- Instructions for the task -
Which lines contain the string "hatch"? Please list every one of them.

- Material provided -
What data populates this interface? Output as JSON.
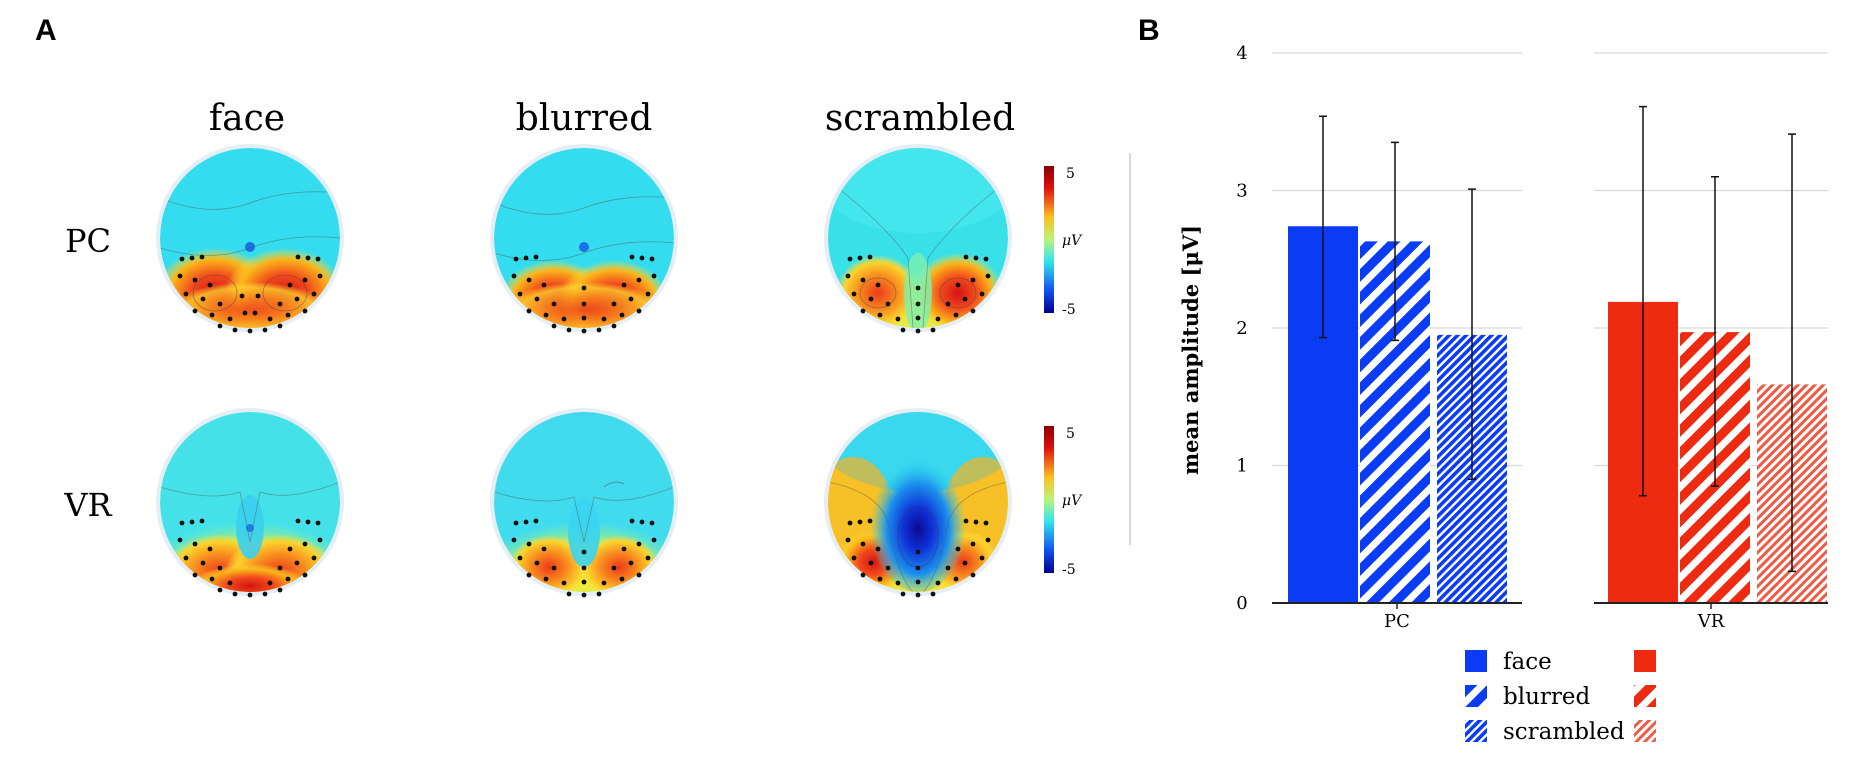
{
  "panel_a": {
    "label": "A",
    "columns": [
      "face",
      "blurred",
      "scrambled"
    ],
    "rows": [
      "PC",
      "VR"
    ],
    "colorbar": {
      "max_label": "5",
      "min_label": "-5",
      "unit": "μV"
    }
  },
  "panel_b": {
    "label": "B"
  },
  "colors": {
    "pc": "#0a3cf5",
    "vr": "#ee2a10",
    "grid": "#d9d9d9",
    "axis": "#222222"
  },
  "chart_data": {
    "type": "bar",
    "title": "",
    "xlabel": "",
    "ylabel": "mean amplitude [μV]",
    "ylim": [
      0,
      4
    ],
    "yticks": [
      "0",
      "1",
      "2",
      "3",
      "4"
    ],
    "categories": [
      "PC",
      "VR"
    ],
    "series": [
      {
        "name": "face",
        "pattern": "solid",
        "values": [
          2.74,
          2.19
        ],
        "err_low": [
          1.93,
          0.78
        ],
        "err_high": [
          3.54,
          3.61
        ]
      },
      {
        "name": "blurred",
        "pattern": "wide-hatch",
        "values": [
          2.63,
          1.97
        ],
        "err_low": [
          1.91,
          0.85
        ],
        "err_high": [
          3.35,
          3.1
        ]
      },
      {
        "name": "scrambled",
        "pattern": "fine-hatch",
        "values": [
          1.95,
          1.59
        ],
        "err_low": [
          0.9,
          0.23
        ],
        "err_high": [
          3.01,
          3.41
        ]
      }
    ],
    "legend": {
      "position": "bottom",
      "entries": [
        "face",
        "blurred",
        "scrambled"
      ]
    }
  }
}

- Output -
        "pattern": "wide-hatch",
        "pattern": "fine-hatch",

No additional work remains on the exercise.